Of the lines in the entries, how many hold the word "bluejoe"? Give that number alone.

══ Available data

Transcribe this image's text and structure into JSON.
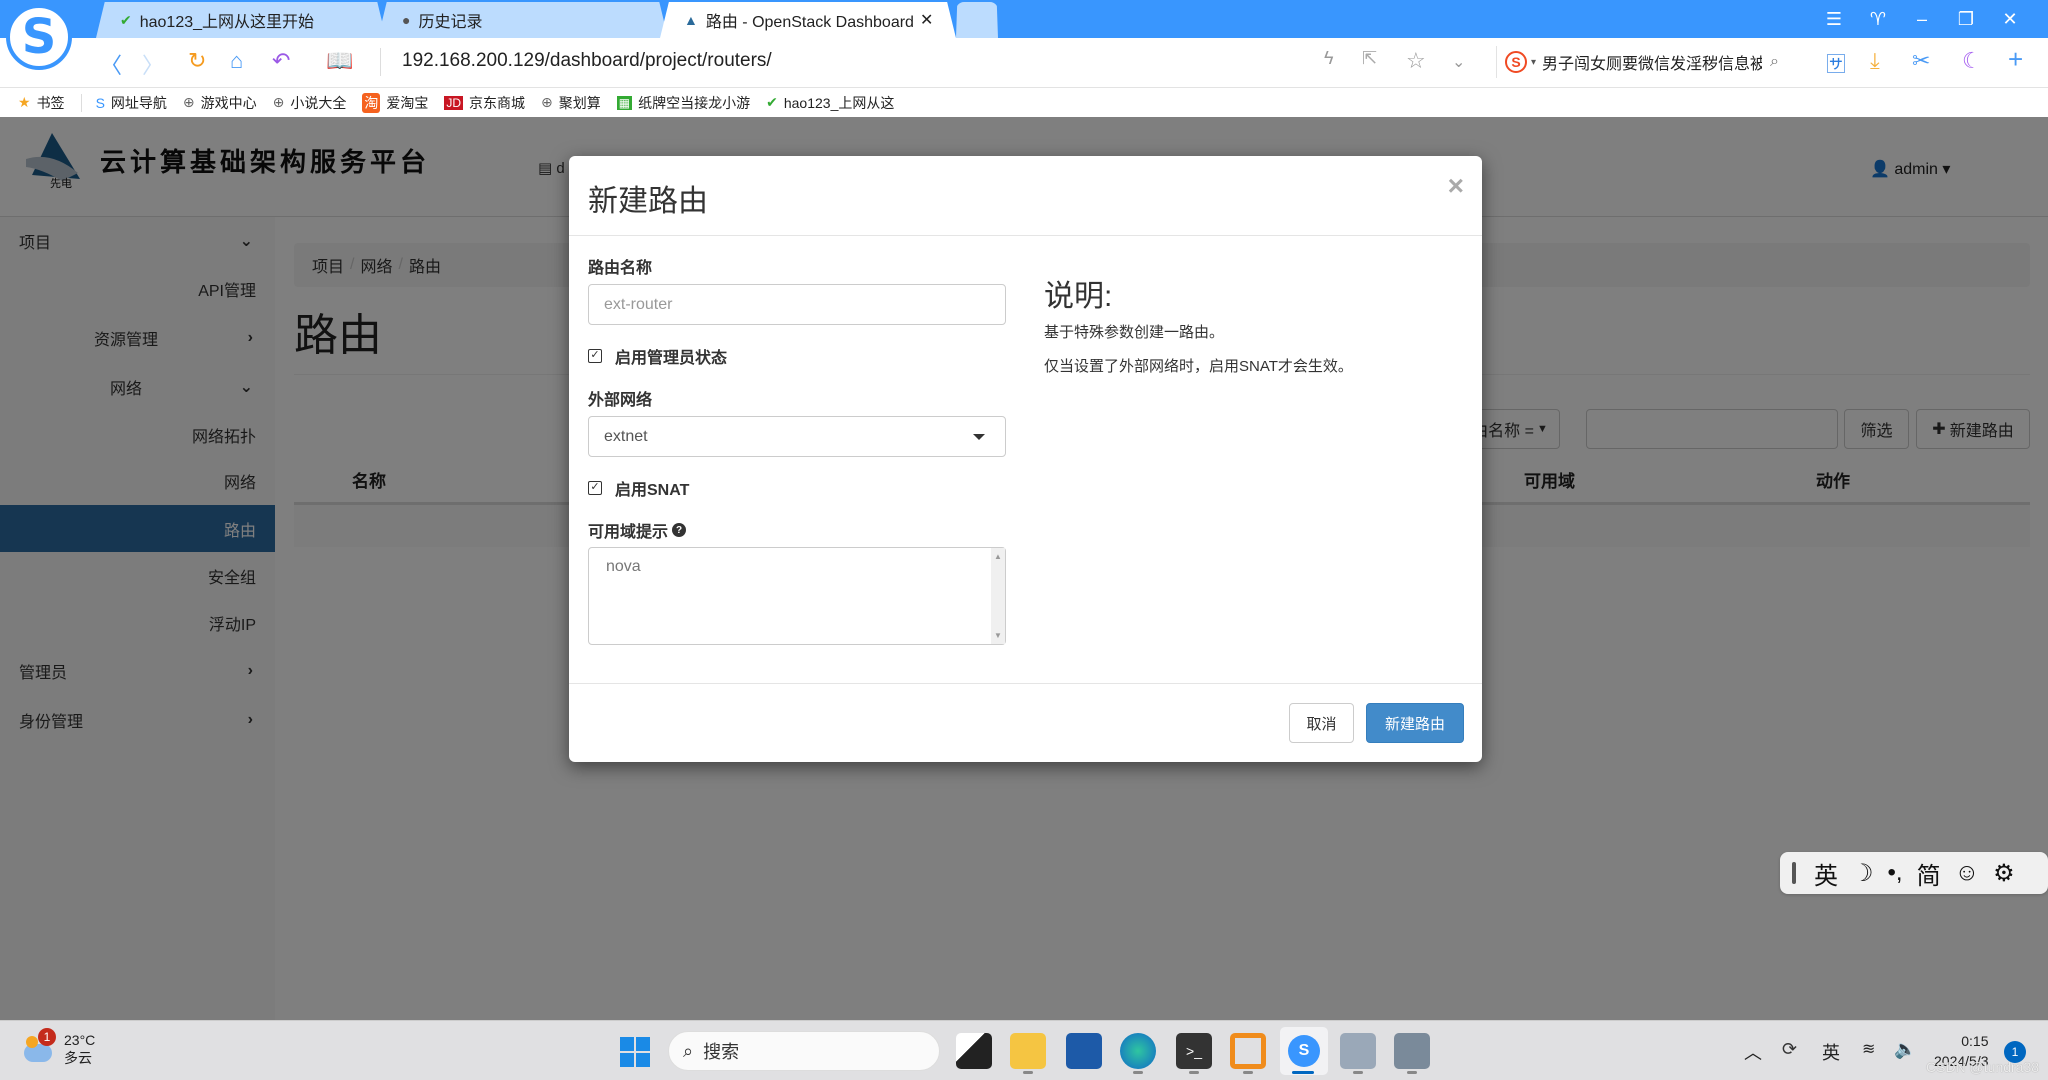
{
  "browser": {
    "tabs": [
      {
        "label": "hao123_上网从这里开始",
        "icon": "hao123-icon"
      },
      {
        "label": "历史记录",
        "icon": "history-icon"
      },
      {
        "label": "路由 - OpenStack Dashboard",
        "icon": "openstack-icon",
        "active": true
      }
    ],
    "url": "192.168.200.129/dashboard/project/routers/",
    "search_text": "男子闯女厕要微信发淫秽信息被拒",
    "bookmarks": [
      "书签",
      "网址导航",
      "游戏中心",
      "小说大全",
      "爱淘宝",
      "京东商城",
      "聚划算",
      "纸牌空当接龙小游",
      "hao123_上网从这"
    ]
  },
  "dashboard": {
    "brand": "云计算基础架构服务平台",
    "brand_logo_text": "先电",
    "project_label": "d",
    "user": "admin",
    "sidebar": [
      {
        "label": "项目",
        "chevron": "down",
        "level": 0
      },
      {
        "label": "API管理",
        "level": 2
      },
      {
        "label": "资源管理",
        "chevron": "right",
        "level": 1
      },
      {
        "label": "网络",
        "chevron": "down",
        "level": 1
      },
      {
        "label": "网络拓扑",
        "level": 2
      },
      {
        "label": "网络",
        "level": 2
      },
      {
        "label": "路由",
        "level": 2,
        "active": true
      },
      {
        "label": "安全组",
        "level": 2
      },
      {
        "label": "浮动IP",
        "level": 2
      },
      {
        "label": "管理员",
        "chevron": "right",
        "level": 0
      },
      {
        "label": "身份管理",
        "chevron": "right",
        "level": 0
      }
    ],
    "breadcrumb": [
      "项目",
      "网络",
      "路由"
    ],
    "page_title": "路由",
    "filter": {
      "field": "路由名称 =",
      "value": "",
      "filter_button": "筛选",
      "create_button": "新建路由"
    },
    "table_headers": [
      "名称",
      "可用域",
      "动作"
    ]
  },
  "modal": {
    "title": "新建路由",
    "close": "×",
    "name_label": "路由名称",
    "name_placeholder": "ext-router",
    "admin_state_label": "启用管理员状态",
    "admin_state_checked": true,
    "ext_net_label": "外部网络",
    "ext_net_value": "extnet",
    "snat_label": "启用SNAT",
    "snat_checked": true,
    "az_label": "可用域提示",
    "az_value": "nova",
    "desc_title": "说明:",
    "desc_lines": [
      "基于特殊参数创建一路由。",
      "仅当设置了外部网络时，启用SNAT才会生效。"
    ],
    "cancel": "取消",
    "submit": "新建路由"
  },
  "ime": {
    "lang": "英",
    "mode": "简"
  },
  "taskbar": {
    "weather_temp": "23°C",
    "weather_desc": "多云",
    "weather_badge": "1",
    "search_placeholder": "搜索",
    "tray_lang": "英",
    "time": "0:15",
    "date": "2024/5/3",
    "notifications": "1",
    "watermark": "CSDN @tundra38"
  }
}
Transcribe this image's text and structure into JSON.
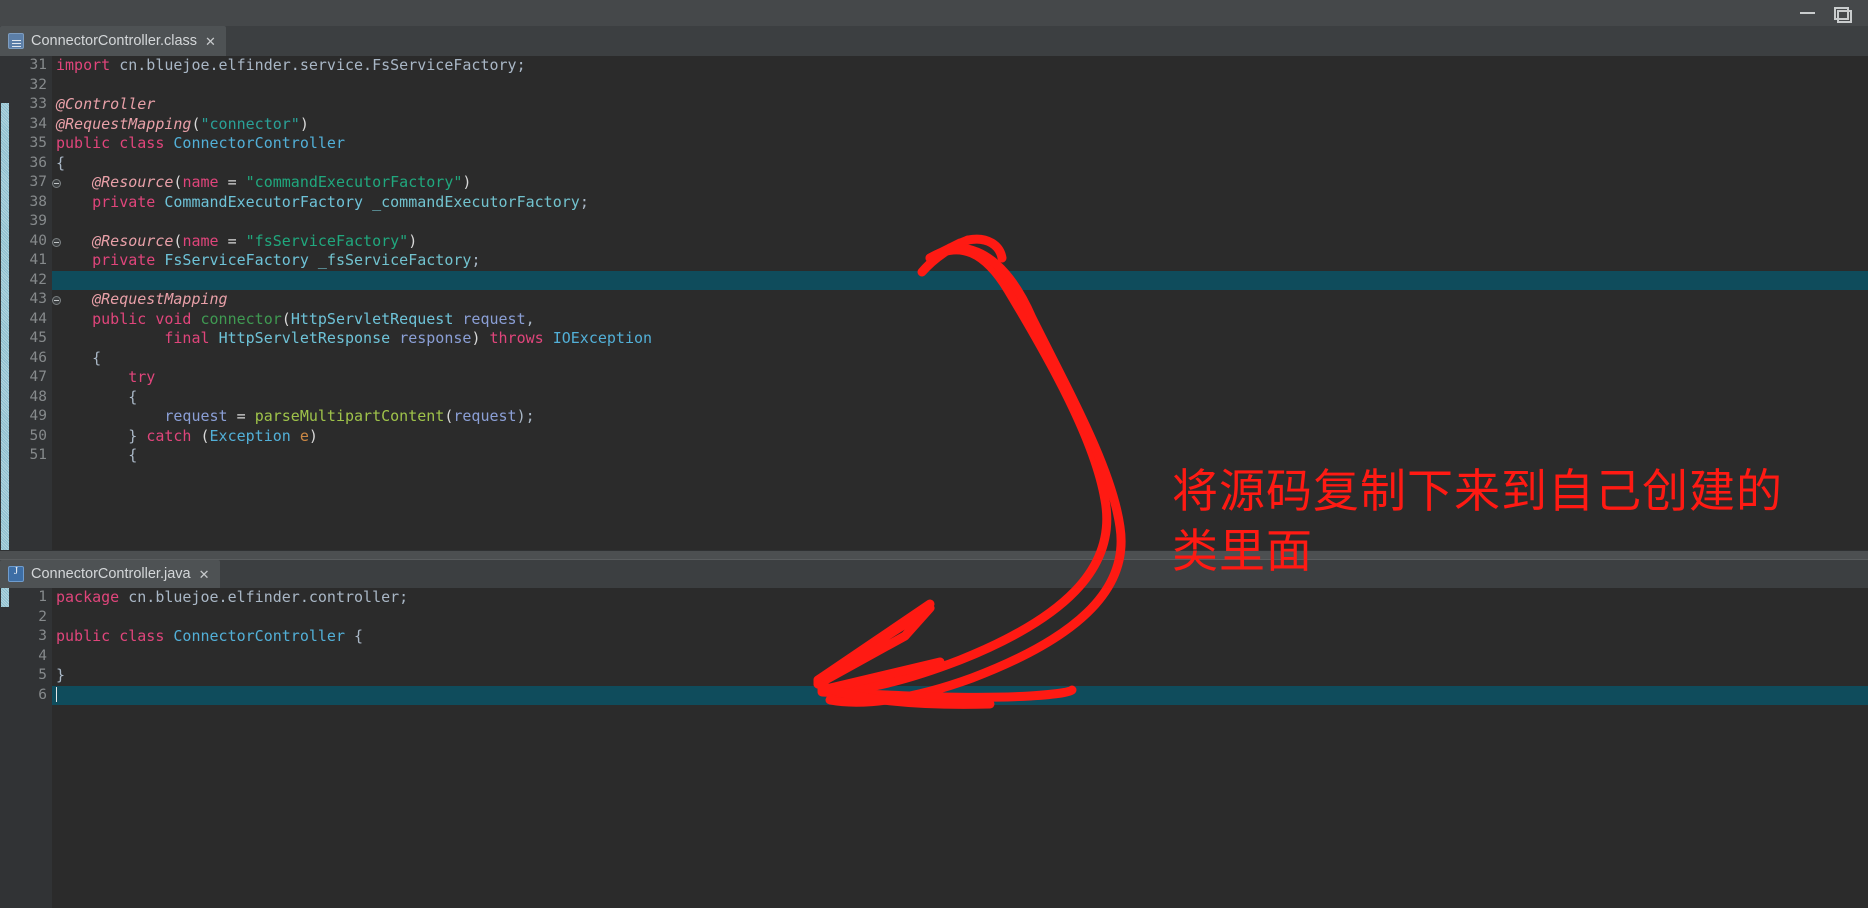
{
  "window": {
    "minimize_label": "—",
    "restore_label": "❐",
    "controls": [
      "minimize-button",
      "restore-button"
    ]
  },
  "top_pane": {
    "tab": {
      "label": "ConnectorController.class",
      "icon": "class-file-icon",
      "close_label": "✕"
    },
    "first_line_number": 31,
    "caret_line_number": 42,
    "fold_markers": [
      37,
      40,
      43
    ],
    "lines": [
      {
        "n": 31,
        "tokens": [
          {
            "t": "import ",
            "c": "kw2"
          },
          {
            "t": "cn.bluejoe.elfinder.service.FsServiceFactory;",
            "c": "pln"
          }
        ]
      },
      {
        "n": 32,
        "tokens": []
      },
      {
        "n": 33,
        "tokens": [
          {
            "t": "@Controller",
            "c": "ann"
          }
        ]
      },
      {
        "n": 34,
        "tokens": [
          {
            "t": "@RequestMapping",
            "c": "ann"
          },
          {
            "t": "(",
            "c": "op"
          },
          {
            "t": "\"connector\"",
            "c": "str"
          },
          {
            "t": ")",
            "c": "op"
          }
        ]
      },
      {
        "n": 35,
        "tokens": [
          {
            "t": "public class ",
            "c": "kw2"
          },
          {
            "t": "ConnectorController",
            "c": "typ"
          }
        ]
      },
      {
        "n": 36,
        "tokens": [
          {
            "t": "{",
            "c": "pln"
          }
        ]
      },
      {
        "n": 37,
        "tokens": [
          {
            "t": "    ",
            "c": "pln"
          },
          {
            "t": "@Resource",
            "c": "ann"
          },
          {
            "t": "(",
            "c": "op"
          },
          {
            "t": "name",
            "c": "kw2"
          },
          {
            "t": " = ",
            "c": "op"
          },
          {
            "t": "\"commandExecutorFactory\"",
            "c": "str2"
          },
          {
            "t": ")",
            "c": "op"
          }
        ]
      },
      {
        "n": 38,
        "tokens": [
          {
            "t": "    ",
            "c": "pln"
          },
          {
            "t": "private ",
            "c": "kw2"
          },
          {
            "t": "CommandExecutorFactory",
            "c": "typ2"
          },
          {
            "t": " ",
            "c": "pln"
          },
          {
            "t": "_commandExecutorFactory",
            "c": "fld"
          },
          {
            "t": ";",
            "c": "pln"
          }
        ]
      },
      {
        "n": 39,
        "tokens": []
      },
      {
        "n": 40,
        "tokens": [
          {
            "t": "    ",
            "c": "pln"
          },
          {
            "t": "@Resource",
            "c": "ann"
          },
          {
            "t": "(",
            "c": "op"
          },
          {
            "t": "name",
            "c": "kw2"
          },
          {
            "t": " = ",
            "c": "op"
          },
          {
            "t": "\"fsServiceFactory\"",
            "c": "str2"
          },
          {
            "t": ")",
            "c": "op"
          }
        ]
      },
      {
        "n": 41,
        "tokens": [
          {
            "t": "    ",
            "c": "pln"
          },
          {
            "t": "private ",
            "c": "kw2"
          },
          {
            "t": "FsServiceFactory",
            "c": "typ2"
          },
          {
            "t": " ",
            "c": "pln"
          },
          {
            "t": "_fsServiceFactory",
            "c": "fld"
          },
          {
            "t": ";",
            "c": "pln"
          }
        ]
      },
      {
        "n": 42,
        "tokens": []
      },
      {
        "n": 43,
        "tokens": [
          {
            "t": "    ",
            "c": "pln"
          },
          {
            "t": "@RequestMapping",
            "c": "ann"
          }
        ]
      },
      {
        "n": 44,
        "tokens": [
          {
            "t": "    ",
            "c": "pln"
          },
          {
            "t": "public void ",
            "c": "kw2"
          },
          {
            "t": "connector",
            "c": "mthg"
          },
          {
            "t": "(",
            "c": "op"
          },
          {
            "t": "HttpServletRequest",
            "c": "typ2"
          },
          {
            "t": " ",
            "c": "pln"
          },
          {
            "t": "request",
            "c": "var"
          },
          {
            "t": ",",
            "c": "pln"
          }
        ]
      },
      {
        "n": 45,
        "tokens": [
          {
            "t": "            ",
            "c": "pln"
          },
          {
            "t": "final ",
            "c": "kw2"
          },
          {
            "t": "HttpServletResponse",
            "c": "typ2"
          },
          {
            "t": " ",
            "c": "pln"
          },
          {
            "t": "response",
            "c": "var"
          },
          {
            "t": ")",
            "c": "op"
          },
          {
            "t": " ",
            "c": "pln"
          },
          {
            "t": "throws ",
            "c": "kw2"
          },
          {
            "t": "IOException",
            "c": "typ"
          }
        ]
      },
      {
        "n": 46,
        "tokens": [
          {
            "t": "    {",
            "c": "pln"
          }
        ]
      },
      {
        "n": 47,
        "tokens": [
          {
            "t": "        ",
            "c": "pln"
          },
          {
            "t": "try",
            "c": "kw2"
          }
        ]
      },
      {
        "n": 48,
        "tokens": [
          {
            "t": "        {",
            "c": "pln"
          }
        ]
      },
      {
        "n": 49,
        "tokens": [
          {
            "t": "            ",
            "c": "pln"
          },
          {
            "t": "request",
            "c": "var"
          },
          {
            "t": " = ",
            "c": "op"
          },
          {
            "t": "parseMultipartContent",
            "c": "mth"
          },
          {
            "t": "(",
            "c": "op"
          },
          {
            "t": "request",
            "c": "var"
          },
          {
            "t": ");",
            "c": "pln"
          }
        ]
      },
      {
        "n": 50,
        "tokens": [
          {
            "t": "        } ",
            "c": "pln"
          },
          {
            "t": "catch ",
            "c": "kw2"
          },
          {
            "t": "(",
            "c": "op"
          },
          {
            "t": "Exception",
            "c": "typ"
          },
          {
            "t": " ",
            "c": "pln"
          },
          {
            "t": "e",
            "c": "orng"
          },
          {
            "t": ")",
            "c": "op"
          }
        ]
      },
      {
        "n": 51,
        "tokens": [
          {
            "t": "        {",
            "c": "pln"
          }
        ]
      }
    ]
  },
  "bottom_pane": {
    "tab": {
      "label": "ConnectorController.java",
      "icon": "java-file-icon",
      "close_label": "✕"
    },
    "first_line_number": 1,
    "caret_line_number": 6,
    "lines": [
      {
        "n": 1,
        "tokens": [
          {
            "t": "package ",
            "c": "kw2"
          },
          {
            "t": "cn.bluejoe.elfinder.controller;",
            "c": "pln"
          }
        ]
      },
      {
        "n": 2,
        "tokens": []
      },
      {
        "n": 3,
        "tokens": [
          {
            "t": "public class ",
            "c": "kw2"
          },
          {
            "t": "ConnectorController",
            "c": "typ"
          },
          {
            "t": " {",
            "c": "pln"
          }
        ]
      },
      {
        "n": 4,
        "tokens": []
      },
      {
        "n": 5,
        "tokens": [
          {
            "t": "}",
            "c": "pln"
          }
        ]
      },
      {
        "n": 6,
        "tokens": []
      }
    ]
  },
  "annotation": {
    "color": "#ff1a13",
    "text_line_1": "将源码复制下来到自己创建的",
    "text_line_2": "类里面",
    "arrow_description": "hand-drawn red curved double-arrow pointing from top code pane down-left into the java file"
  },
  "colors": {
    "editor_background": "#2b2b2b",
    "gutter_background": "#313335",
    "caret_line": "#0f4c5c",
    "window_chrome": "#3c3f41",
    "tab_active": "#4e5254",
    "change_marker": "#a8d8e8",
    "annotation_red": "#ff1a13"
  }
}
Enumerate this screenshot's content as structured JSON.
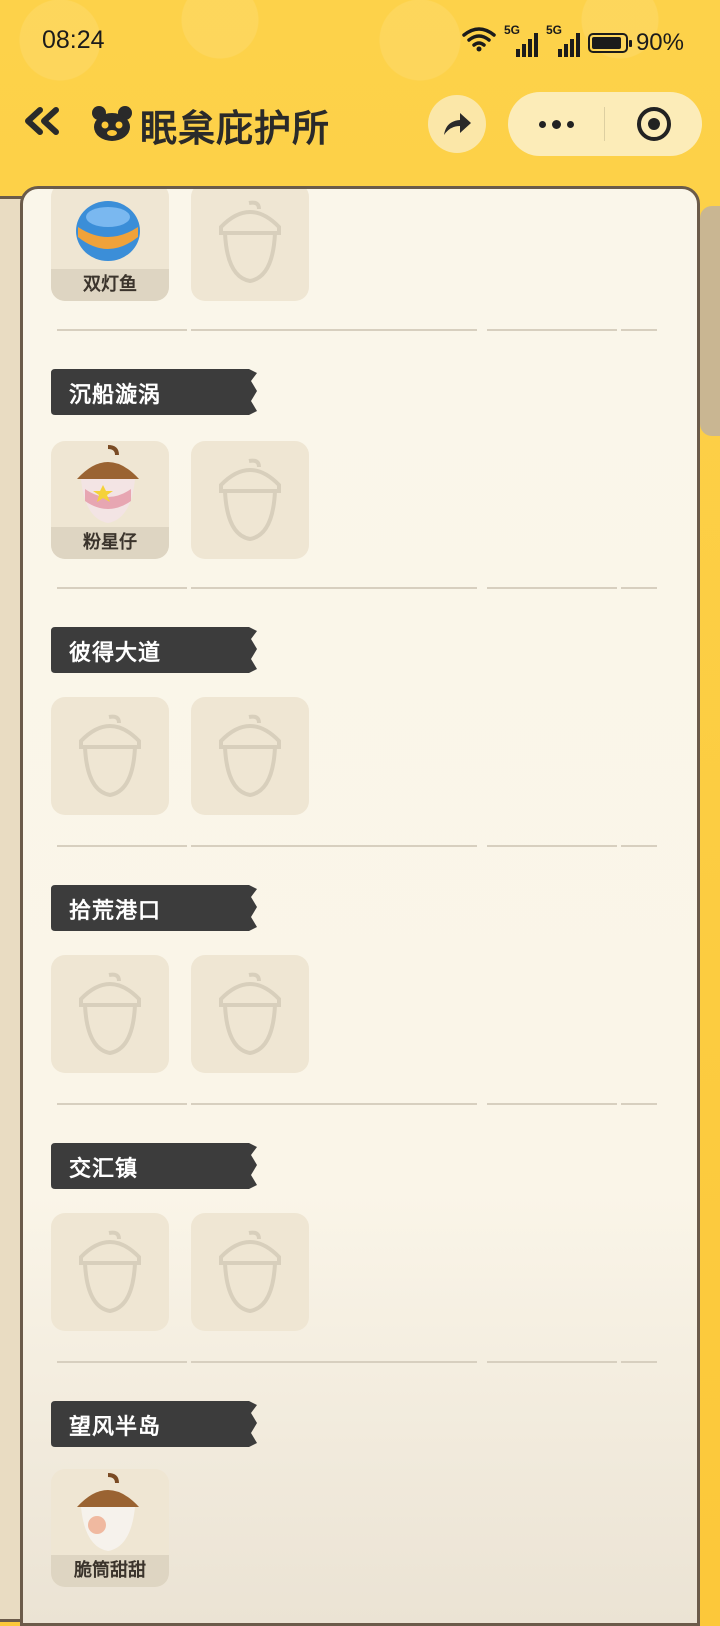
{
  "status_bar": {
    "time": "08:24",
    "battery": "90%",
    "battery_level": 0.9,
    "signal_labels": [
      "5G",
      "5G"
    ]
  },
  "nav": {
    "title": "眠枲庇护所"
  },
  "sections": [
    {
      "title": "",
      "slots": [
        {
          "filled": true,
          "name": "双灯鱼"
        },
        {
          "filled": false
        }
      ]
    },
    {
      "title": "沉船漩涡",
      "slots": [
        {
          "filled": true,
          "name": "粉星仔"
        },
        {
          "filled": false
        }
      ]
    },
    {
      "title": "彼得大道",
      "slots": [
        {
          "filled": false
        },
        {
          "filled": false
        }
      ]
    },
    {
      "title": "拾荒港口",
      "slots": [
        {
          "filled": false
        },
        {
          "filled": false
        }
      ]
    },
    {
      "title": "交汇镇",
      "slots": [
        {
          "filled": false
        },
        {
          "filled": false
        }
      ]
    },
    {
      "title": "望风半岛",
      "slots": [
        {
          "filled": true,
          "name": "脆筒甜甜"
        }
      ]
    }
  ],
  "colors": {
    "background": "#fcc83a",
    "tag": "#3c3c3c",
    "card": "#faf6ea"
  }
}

════

Response to this exercise. 2